#### [Goal]
Repeat the records below word for word, from their first line through the line with "brain-icon [0,56,30,84]", including both of those lines.

══ Information provided

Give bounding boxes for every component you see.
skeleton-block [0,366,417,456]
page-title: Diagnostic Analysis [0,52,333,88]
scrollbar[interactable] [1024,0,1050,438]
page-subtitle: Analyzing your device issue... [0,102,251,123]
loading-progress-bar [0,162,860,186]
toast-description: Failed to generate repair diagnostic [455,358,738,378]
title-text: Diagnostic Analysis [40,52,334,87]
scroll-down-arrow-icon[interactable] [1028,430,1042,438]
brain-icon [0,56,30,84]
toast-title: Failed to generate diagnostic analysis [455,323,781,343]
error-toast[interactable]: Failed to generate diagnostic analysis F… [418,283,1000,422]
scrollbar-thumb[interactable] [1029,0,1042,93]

════

#### [Solution]
Give bounding boxes for every component you see.
skeleton-block [0,366,417,456]
page-title: Diagnostic Analysis [0,52,333,88]
scrollbar[interactable] [1024,0,1050,438]
page-subtitle: Analyzing your device issue... [0,102,251,123]
loading-progress-bar [0,162,860,186]
toast-description: Failed to generate repair diagnostic [455,358,738,378]
title-text: Diagnostic Analysis [40,52,334,87]
scroll-down-arrow-icon[interactable] [1028,430,1042,438]
brain-icon [0,56,30,84]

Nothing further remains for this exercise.